» **Stated problem**
Show every line containing "rank" by copying it.
== Data extract
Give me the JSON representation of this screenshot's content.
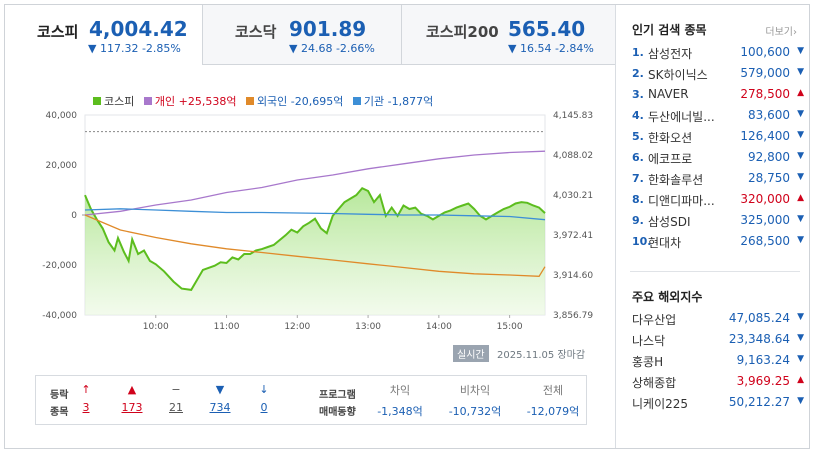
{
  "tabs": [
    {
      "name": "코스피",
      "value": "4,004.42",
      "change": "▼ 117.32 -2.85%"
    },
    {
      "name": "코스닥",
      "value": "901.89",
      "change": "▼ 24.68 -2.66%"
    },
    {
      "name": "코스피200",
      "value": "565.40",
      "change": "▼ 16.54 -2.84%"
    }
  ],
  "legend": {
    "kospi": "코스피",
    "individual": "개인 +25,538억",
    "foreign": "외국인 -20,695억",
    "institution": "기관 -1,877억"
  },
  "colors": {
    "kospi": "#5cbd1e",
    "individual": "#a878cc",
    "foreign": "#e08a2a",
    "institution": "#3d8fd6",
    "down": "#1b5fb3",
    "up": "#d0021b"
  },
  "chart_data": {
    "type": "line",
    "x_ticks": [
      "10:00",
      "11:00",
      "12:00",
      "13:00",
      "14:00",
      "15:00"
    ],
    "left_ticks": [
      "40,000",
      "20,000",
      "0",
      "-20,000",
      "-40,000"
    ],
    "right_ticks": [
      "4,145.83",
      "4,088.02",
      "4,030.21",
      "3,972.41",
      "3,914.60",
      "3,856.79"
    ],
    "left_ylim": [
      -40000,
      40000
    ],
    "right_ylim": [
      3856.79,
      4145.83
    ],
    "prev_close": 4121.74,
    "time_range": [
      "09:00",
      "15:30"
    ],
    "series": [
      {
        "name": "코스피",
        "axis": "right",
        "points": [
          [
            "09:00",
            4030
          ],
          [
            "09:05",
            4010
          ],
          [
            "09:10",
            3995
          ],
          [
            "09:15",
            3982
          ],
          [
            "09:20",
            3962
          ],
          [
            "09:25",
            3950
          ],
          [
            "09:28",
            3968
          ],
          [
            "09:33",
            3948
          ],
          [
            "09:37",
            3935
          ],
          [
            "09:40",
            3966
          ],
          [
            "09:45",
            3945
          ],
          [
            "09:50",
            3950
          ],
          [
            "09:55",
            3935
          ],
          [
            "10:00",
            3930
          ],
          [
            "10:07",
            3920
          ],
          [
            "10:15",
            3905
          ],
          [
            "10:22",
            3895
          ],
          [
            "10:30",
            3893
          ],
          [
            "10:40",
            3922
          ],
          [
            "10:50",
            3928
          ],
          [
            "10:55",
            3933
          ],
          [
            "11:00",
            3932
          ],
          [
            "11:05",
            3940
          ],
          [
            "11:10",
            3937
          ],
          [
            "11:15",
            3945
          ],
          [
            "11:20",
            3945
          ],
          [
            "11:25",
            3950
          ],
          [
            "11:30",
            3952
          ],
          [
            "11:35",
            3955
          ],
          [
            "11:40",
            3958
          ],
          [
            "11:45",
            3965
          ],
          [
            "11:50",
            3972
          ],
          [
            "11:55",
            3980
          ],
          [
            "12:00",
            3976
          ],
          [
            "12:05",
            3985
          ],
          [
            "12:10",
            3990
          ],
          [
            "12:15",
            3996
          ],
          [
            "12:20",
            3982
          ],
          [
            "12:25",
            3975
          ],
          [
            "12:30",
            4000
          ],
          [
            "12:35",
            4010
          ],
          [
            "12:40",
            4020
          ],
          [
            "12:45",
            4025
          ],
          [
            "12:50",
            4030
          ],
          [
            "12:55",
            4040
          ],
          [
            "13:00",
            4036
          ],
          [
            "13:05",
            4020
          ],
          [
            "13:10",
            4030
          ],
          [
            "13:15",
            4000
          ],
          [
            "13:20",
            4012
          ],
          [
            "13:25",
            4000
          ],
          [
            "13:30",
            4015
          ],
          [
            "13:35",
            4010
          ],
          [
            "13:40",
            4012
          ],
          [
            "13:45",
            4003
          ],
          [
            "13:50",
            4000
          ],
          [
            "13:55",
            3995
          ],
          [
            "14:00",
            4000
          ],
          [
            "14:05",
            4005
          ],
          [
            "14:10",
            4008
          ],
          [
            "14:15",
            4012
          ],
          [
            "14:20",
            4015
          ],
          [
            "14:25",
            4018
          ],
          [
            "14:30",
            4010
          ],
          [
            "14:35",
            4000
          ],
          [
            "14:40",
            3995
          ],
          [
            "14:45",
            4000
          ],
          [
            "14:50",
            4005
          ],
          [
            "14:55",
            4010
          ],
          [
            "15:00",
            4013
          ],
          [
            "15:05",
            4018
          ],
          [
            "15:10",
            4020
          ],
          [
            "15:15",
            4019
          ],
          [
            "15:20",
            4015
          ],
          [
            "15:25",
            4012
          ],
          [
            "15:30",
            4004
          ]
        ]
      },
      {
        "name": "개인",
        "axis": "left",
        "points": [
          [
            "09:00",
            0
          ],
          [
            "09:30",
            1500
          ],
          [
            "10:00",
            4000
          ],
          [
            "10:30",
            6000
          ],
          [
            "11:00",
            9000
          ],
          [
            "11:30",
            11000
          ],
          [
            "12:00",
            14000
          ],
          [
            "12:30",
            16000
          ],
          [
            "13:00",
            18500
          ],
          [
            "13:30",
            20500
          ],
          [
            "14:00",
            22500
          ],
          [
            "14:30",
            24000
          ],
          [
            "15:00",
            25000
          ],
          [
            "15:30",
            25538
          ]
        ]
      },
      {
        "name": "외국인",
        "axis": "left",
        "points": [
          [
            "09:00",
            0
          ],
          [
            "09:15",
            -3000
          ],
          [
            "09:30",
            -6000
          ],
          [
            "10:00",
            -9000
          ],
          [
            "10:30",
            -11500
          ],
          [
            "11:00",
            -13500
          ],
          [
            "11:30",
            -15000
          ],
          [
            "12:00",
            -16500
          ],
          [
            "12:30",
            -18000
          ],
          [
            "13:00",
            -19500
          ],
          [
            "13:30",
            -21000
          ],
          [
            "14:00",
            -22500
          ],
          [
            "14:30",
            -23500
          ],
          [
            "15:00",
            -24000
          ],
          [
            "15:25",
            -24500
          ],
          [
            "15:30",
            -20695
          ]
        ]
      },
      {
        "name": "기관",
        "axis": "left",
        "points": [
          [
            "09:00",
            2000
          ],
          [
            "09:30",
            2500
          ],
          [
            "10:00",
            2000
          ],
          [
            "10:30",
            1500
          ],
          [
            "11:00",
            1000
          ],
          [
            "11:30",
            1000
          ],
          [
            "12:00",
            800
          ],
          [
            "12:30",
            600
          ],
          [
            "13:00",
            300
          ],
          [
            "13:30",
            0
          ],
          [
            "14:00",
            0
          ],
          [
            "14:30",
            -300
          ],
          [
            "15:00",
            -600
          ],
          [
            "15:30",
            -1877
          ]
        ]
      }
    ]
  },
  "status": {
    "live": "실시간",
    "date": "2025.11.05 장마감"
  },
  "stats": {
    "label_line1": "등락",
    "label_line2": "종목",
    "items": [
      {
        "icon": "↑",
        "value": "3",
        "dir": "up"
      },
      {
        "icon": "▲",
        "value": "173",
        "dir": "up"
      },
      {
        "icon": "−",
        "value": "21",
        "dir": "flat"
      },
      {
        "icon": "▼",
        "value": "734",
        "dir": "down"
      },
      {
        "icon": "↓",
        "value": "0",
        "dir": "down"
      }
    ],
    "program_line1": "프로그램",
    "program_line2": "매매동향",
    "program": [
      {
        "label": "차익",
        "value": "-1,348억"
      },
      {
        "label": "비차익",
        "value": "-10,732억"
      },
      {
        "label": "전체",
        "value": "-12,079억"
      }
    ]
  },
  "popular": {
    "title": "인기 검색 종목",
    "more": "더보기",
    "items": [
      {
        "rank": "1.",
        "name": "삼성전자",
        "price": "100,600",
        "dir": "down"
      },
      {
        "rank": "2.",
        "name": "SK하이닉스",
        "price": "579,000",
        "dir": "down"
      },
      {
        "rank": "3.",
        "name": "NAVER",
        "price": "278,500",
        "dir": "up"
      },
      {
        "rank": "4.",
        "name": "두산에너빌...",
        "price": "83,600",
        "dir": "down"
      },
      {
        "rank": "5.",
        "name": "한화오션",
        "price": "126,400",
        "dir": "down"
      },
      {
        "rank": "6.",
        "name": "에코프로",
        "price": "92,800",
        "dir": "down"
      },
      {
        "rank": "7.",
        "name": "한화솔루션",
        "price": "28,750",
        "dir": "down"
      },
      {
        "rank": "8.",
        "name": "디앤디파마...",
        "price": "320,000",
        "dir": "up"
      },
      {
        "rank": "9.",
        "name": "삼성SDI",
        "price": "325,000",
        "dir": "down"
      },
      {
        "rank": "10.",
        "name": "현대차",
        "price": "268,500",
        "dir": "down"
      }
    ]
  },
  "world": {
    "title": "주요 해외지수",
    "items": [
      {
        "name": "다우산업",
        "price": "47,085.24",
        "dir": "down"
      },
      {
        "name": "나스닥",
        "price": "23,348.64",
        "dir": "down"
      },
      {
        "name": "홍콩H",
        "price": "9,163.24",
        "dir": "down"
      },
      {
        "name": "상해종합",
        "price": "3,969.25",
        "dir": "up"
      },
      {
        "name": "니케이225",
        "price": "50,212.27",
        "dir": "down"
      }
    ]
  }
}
====
== Data extract
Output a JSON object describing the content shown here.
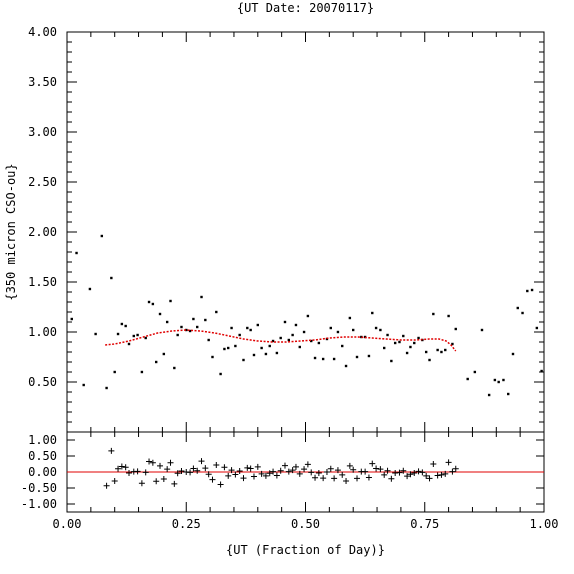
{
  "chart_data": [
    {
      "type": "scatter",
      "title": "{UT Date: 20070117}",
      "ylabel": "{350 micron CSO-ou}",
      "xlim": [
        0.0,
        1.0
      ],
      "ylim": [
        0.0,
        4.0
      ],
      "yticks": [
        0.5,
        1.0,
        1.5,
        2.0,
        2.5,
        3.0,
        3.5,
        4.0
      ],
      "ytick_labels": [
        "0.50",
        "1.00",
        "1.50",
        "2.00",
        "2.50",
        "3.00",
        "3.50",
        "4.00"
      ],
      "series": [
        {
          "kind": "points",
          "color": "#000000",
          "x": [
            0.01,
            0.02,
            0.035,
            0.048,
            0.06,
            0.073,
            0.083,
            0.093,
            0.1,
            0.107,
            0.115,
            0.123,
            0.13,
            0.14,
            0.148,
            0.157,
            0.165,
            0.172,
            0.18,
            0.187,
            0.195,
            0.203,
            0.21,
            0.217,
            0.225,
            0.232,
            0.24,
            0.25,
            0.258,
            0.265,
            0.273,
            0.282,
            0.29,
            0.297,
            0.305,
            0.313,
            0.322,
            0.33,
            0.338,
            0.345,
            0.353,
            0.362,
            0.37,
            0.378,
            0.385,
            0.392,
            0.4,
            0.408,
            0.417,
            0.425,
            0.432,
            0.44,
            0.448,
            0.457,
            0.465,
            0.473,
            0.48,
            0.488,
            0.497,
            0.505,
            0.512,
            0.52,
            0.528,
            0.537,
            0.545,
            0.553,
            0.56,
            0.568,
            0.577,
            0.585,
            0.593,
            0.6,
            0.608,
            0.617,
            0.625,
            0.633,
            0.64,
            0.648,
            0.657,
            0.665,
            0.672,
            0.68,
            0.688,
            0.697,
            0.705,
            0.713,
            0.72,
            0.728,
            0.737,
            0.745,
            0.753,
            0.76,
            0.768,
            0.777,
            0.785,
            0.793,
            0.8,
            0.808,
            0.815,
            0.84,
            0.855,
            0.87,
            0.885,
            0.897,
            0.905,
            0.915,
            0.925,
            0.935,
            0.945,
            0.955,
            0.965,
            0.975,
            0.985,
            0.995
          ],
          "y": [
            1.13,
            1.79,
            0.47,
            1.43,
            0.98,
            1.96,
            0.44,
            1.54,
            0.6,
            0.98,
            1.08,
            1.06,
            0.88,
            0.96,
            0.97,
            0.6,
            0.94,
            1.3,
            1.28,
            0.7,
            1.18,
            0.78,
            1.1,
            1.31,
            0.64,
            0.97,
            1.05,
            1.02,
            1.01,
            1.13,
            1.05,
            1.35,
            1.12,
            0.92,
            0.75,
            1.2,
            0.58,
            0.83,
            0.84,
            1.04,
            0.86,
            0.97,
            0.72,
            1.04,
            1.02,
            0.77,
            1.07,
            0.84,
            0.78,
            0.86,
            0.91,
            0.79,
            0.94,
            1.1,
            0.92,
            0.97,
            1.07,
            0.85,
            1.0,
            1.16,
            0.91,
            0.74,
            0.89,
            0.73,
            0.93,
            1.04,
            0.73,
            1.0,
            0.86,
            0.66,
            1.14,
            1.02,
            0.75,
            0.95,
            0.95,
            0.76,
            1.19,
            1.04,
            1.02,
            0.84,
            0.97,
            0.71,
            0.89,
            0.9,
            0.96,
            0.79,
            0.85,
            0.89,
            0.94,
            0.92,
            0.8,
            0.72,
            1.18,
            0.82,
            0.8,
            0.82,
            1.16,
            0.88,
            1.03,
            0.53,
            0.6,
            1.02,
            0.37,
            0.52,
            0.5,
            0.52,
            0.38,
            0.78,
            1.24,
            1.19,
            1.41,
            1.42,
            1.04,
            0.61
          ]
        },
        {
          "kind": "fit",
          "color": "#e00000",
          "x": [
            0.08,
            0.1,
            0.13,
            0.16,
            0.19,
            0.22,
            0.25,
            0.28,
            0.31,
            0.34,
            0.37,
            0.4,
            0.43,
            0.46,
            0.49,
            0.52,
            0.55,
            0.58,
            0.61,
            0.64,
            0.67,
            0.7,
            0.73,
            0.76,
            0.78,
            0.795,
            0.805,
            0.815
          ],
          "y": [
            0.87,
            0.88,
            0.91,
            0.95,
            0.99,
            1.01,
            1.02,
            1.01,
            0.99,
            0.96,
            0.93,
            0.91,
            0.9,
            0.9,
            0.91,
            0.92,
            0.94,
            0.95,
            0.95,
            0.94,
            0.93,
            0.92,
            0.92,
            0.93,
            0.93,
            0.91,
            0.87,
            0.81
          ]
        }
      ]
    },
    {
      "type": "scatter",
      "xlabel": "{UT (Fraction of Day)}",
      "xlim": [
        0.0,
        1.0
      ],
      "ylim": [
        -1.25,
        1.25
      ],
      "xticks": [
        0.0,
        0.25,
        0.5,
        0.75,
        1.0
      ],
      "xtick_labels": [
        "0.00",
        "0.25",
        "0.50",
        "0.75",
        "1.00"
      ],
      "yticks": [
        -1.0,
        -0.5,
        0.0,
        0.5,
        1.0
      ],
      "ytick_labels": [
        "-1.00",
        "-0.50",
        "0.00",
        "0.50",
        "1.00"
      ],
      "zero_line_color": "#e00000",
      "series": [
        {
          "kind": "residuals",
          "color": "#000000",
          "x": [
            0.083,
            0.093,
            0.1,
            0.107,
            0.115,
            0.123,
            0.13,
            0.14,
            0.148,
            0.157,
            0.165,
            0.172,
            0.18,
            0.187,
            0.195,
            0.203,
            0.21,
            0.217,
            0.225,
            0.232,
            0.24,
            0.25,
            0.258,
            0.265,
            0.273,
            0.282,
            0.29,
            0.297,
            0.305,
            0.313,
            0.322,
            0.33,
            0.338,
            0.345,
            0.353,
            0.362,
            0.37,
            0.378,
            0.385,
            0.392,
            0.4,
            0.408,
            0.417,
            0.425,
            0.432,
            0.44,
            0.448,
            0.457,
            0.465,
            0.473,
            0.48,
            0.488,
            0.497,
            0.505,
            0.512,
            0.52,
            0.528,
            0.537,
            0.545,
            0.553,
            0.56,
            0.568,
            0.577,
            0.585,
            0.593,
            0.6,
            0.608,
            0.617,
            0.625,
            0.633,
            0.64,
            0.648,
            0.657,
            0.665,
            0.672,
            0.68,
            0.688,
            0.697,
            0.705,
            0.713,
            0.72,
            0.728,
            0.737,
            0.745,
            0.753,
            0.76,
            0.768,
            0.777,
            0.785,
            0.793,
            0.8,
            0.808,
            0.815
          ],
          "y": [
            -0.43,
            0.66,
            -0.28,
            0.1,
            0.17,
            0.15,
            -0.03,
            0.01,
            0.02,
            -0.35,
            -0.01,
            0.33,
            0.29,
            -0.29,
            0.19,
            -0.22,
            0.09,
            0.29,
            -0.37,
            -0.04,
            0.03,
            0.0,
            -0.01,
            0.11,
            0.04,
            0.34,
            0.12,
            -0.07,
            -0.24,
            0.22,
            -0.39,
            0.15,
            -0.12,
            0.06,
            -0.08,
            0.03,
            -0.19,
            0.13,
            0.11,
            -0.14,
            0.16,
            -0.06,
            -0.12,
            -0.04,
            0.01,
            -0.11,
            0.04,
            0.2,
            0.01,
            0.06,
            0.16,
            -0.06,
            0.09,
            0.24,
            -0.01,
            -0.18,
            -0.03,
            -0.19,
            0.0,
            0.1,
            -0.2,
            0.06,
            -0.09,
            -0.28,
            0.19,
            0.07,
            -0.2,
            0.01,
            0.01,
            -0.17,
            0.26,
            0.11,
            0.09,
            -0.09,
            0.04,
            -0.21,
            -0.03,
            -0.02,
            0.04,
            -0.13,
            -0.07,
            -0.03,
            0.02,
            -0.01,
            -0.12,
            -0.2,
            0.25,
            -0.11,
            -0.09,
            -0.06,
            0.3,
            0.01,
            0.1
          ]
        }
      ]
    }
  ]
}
====
» **Written response**
        "rank": "1.",
        "rank": "2.",
        "rank": "3.",
        "rank": "4.",
        "rank": "5.",
        "rank": "6.",
        "rank": "7.",
        "rank": "8.",
        "rank": "9.",
        "rank": "10.",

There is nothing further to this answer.